#### TAREFA 1
Transcreva sem alterações as linhas dos registos que vão da que contém "- y-multiplier-base: x" até à que contém "- x-axis-title-close: ）: [1460, 1574, 1520, 1641]", incluindo ambas.

#### TEXTO ESCOLHIDO
● ● ● ● ●

A forma como o contexto é interiorizado e utilizado pela artista, não apenas como ponto de partida, mas também como processo de trabalho e eventualmente ponto de chegada, parece sugerir a sua centralidade enquanto elemento definidor de uma prática artística dita idiossincrática.


A pulsão do arquivo

Vimos que o primado da autobiografia e a relevância do contexto se apresentam como elementos centrais no entendimento do trabalho de Carla Filipe e acreditamos que possam ser definidos como aspectos constitutivos do conceito de idiossincrasia, entendida neste contexto, como uma ferramenta ou categoria que nos permite desenvolver uma reflexão sobre a prática artística contemporânea. Sendo aqueles dois elementos interdependentes, na medida em que é a partir da  autobiografia que a artista pensa o contexto que a envolve, mas simultaneamente, é o contexto que lhe devolve as experiências que vão solidificar a sua história de vida, um terceiro aspecto, de carácter mais transversal, age não só como síntese mas também, e sobretudo, como materialização dos dois anteriores.
A pulsão do arquivo manifesta-se então como o resultado visível da interacção entre autobiografia e contexto e é partir deste ponto que a artista desenvolve o seu trabalho. O arquivo, assim definido, é entendido de uma forma distinta do que tem vindo a ser prática comum na última década e que foi já apelidado de impulso ou febre arquivista e onde o artista assume, de alguma forma, o papel de um historiador ou, mais especificamente, de um historiógrafo. O arquivo, para Carla Filipe, encontra-se em permanente construção e testemunha o seu interesse pela lógica do documento, do testemunho, não apenas através de jornais, mas por toda uma panóplia de material impresso, bem como outros objectos que ajam enquanto repositórios do que é, e que foi, notícia. De toda a informação que recolhe, uma parte fica para o seu arquivo pessoal e outra é utilizada no trabalho que origina a recolha. A lógica do inventário, desta forma constituída, permite a Filipe a manutenção de uma gramática de interesses, dos seus interesses, a que recorre sempre que necessário e a partir do qual consegue estabelecer episódios narrativos, sejam a história dos caminhos-de-ferro no Reino Unido ou os fenómenos do Entroncamento, por exemplo. Em Arquivo Surdo-Mudo, adjectivação que não será de todo ingénua, o arquivo age mais uma vez como materialização do complexo jogo de forças entre o individual e o colectivo. Assim, uma colecção de imagens, seleccionada do arquivo pessoal que a artista tem vindo a acumular ao longo dos anos, é apresentada em diversos conjuntos. As imagens, que funcionam como ponto de entrada para um imaginário despoletado pela ideia do Comunismo, e incluem postais antigos, recortes de livros, propaganda, autocolantes, entre outros, sinalizam a tentativa, por parte de Filipe, de compreensão tanto dos acontecimentos geopolíticos que estiveram na génese da queda do bloco de leste, como da disjunção perceptiva relativa a esses mesmos eventos, por ambos os lados da cortina ideológica. A pulsão arquivista actua então como uma forma pessoal e subjectiva não só de se relacionar, como de estruturar o mundo à sua volta. É o arquivo, portanto, que permite articular a sua visão do mundo com a visão que o mundo dela tem e assim criar um corpo de trabalho em que o pessoal é o colectivo que é o pessoal também, numa circularidade ontológica que trespassa e subverte, de algum modo, a hierarquia entre subjectividade e objectividade, especulação e sistematização, indivíduo e comunidade.

● ● ● ● ●

#### REGISTOS EXTRAÍDOS

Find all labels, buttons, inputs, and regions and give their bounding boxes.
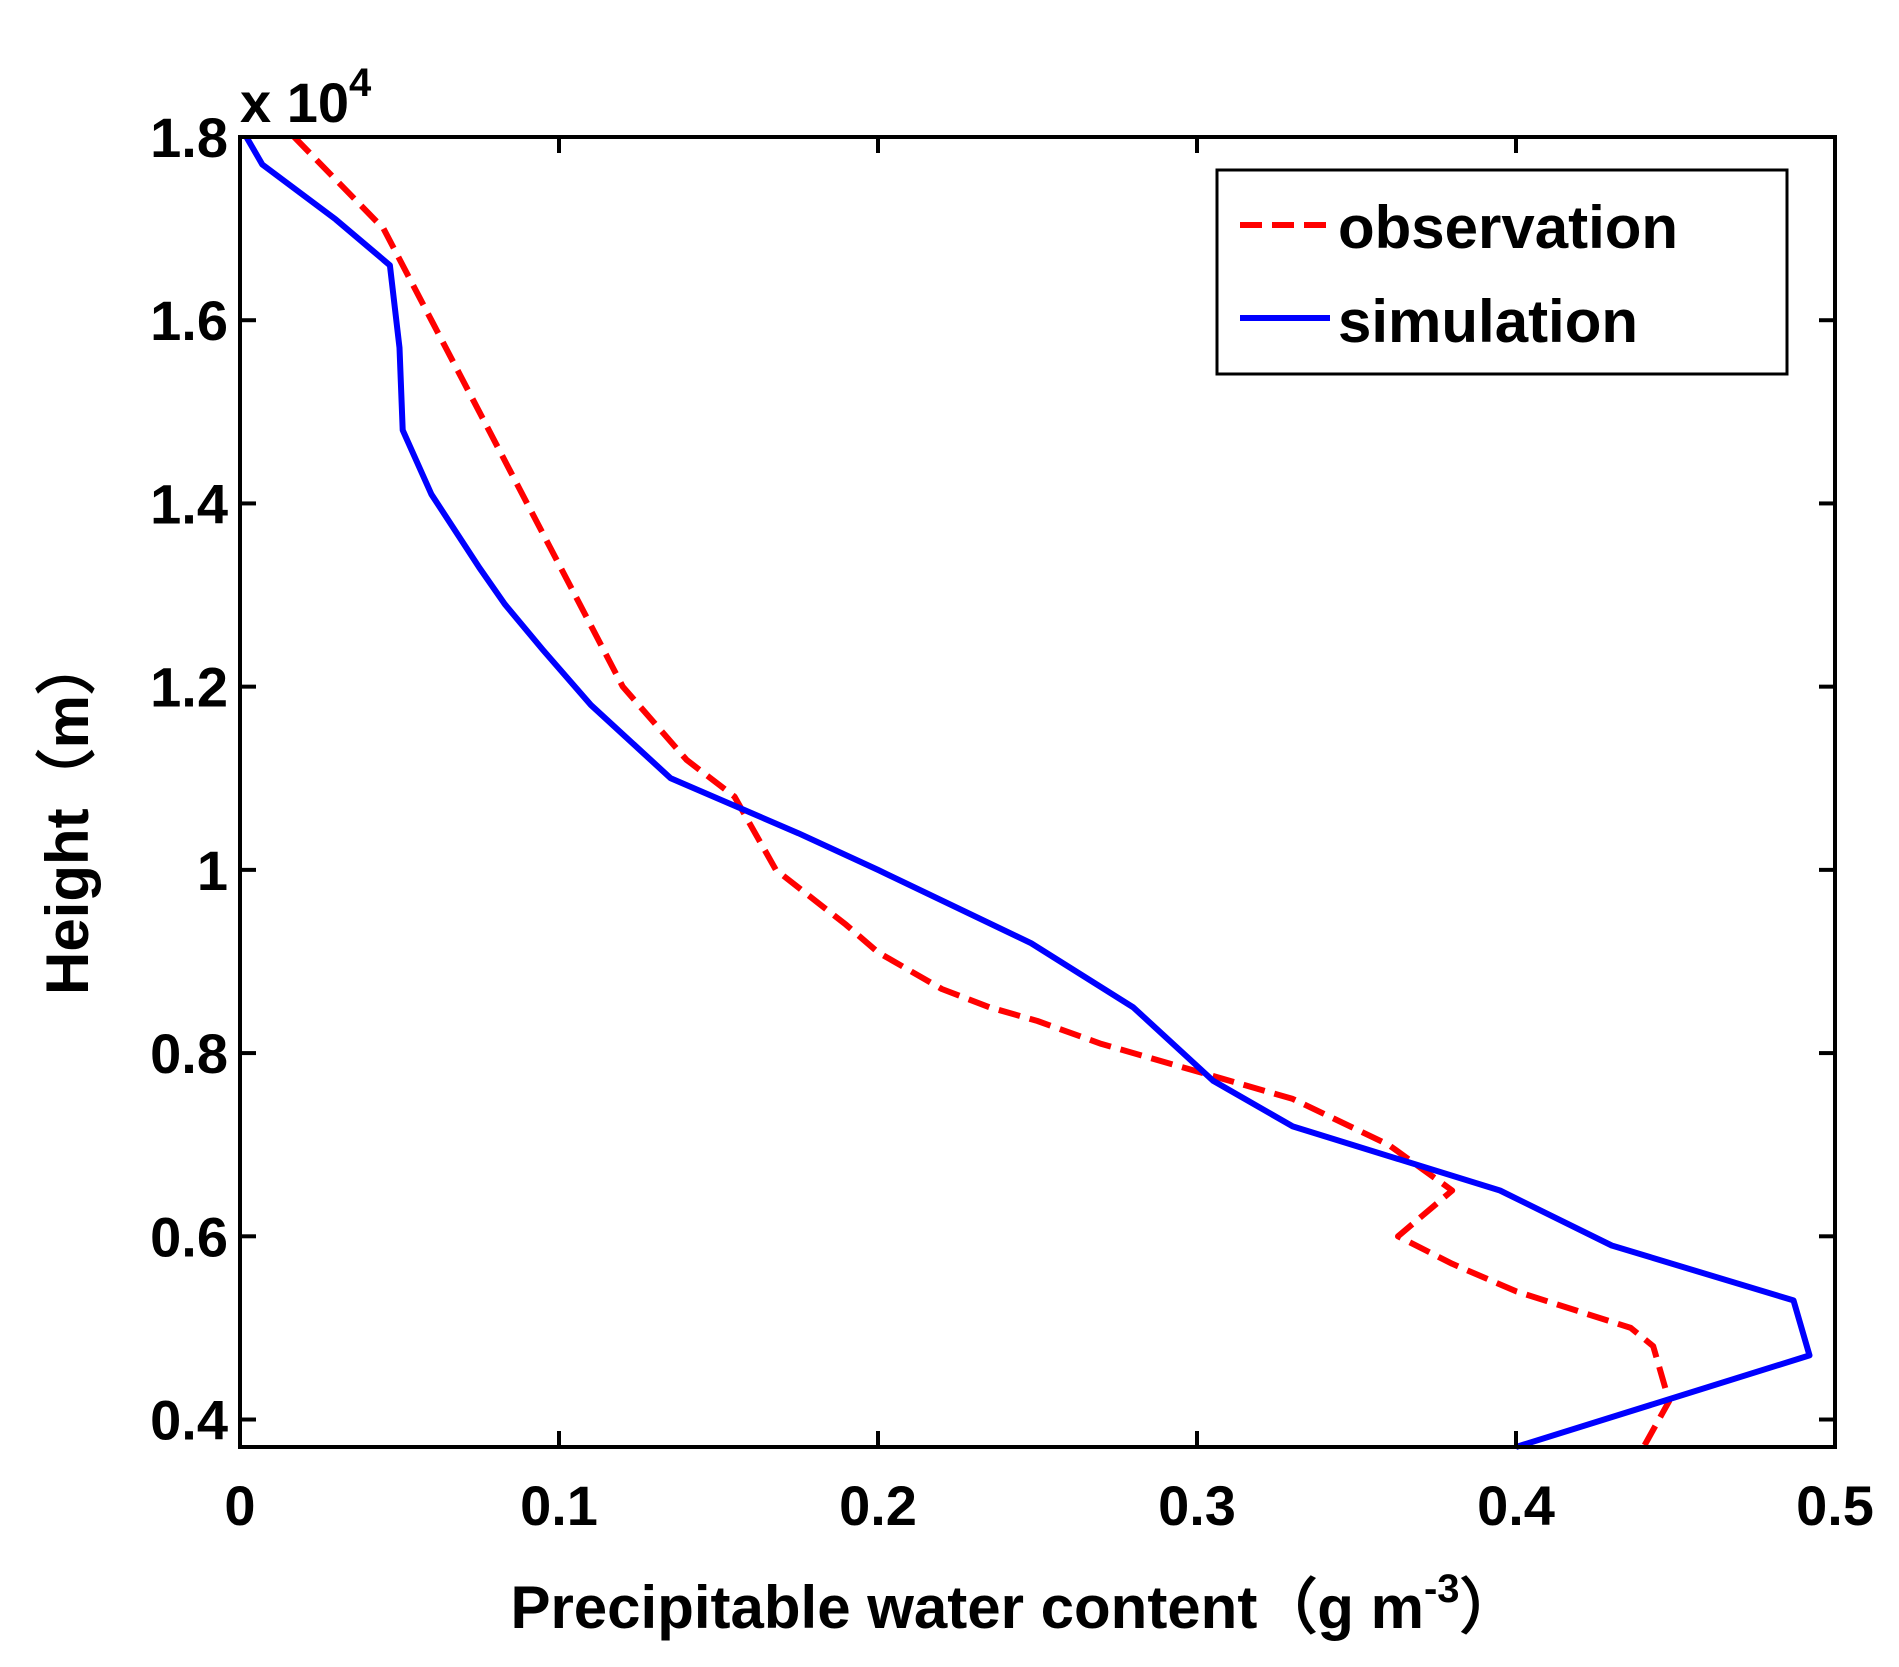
- y-multiplier-base: x 10: [240, 71, 349, 134]
- plot-lines: [243, 134, 1813, 1450]
- legend-observation-label: observation: [1338, 194, 1678, 261]
- y-tick-label: 1.4: [150, 472, 228, 535]
- y-tick-label: 1: [197, 839, 228, 902]
- legend: observation simulation: [1215, 168, 1789, 376]
- legend-simulation-label: simulation: [1338, 288, 1638, 355]
- y-tick-label: 1.8: [150, 106, 228, 169]
- x-tick-label: 0.3: [1158, 1474, 1236, 1537]
- y-tick-label: 1.6: [150, 289, 228, 352]
- x-axis-title-text: Precipitable water content（g m: [510, 1574, 1424, 1641]
- plot-frame: [238, 135, 1837, 1449]
- y-multiplier-exponent: 4: [349, 61, 372, 105]
- axis-ticks: [238, 135, 1837, 1447]
- x-tick-label: 0.4: [1477, 1474, 1555, 1537]
- x-tick-label: 0.2: [839, 1474, 917, 1537]
- x-axis-title-close: ）: [1460, 1574, 1520, 1641]
- x-axis-title: Precipitable water content（g m-3）: [510, 1567, 1519, 1641]
- x-tick-label: 0.1: [520, 1474, 598, 1537]
- series-simulation-line: [243, 135, 1813, 1450]
- legend-box: [1215, 168, 1789, 376]
- axis-tick-labels: 0 0.1 0.2 0.3 0.4 0.5 0.4 0.6 0.8 1 1.2 1.4 1.6 1.8: [150, 106, 1874, 1537]
- x-tick-label: 0.5: [1796, 1474, 1874, 1537]
- x-tick-label: 0: [224, 1474, 255, 1537]
- y-axis-title: Height（m）: [34, 635, 101, 995]
- y-tick-label: 0.8: [150, 1022, 228, 1085]
- y-tick-label: 0.6: [150, 1205, 228, 1268]
- y-multiplier: x 104: [240, 61, 372, 134]
- y-tick-label: 1.2: [150, 656, 228, 719]
- y-tick-label: 0.4: [150, 1389, 228, 1452]
- x-axis-title-superscript: -3: [1424, 1567, 1460, 1611]
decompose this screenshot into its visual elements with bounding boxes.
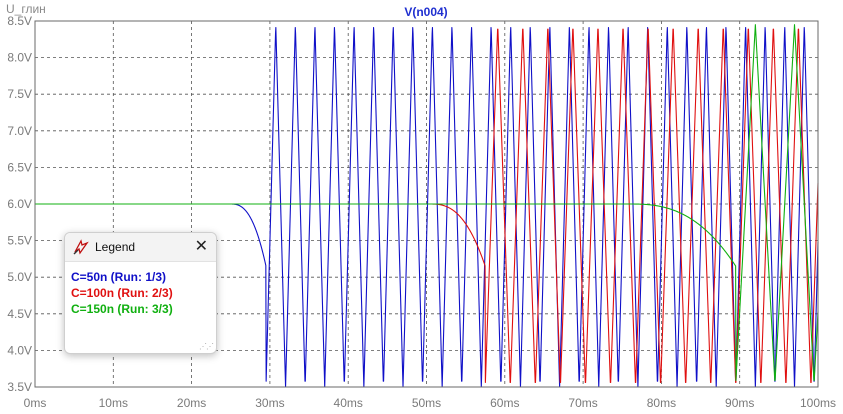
series-group (34, 24, 819, 388)
x-tick-label: 10ms (99, 396, 128, 410)
y-tick-label: 4.5V (7, 307, 32, 321)
y-tick-label: 5.5V (7, 234, 32, 248)
probe-icon (73, 239, 89, 255)
x-tick-label: 70ms (568, 396, 597, 410)
left-label[interactable]: U_глин (6, 2, 46, 16)
y-tick-label: 8.0V (7, 51, 32, 65)
x-axis-ticks: 0ms 10ms 20ms 30ms 40ms 50ms 60ms 70ms 80ms 90ms 1… (24, 396, 836, 410)
plot-frame (34, 20, 819, 388)
x-tick-label: 80ms (647, 396, 676, 410)
plot-title[interactable]: V(n004) (404, 5, 447, 19)
y-tick-label: 7.0V (7, 124, 32, 138)
y-tick-label: 6.0V (7, 197, 32, 211)
resize-grip-icon[interactable]: ⋰⋰ (199, 342, 214, 351)
x-tick-label: 60ms (490, 396, 519, 410)
legend-title: Legend (95, 240, 136, 254)
x-tick-label: 90ms (725, 396, 754, 410)
y-tick-label: 4.0V (7, 343, 32, 357)
y-axis-ticks: 3.5V 4.0V 4.5V 5.0V 5.5V 6.0V 6.5V 7.0V 7.5V 8.0V… (7, 14, 32, 394)
y-tick-label: 6.5V (7, 160, 32, 174)
x-tick-label: 100ms (800, 396, 836, 410)
y-tick-label: 3.5V (7, 380, 32, 394)
legend-window[interactable]: Legend ✕ C=50n (Run: 1/3) C=100n (Run: 2… (64, 232, 217, 354)
x-tick-label: 20ms (177, 396, 206, 410)
x-tick-label: 30ms (255, 396, 284, 410)
x-tick-label: 40ms (334, 396, 363, 410)
close-icon[interactable]: ✕ (194, 238, 208, 255)
legend-header[interactable]: Legend ✕ (65, 233, 216, 262)
y-tick-label: 7.5V (7, 87, 32, 101)
legend-entry-c100n: C=100n (Run: 2/3) (71, 286, 173, 300)
y-tick-label: 8.5V (7, 14, 32, 28)
y-tick-label: 5.0V (7, 270, 32, 284)
series-line-c-150n[interactable] (34, 24, 819, 382)
legend-entry-c150n: C=150n (Run: 3/3) (71, 302, 173, 316)
x-tick-label: 0ms (24, 396, 47, 410)
x-tick-label: 50ms (412, 396, 441, 410)
legend-entry-c50n: C=50n (Run: 1/3) (71, 270, 167, 284)
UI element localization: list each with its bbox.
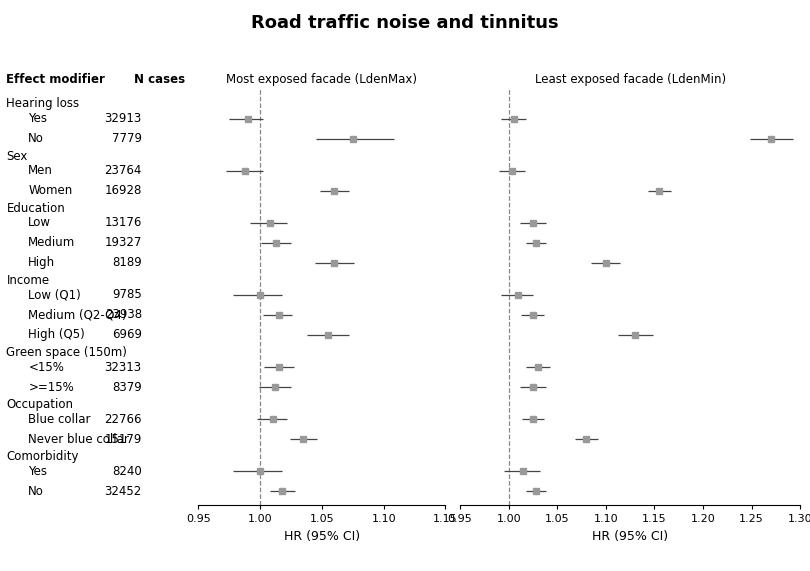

● ● ● ● ●

#### TAREFA 2
Reescreva em forma de lista, mais curta, o parágrafo do texto sobre Carla Filipe que começa por "Vimos que o primado", mantendo os factos principais.

#### RESPOSTA 1
- y-multiplier-base: x 10: [240, 71, 349, 134]
- plot-lines: [243, 134, 1813, 1450]
- legend-observation-label: observation: [1338, 194, 1678, 261]
- y-tick-label: 1.4: [150, 472, 228, 535]
- y-tick-label: 1: [197, 839, 228, 902]
- legend: observation simulation: [1215, 168, 1789, 376]
- legend-simulation-label: simulation: [1338, 288, 1638, 355]
- y-tick-label: 1.8: [150, 106, 228, 169]
- x-tick-label: 0.3: [1158, 1474, 1236, 1537]
- y-tick-label: 1.6: [150, 289, 228, 352]
- x-axis-title-text: Precipitable water content（g m: [510, 1574, 1424, 1641]
- plot-frame: [238, 135, 1837, 1449]
- y-multiplier-exponent: 4: [349, 61, 372, 105]
- axis-ticks: [238, 135, 1837, 1447]
- x-tick-label: 0.4: [1477, 1474, 1555, 1537]
- x-tick-label: 0.2: [839, 1474, 917, 1537]
- x-axis-title-close: ）: [1460, 1574, 1520, 1641]

#### RESPOSTA 2
- A autobiografia e o contexto são centrais para entender o trabalho de Carla Filipe e podem ser vistos como partes do conceito de idiossincrasia.
- A idiossincrasia é aqui tomada como ferramenta ou categoria para refletir sobre a prática artística contemporânea.
- Estes dois elementos dependem um do outro: a artista pensa o contexto a partir da autobiografia, e o contexto devolve-lhe experiências que reforçam a sua história de vida.
- Um terceiro aspeto, mais transversal, funciona como síntese e sobretudo como materialização dos dois anteriores.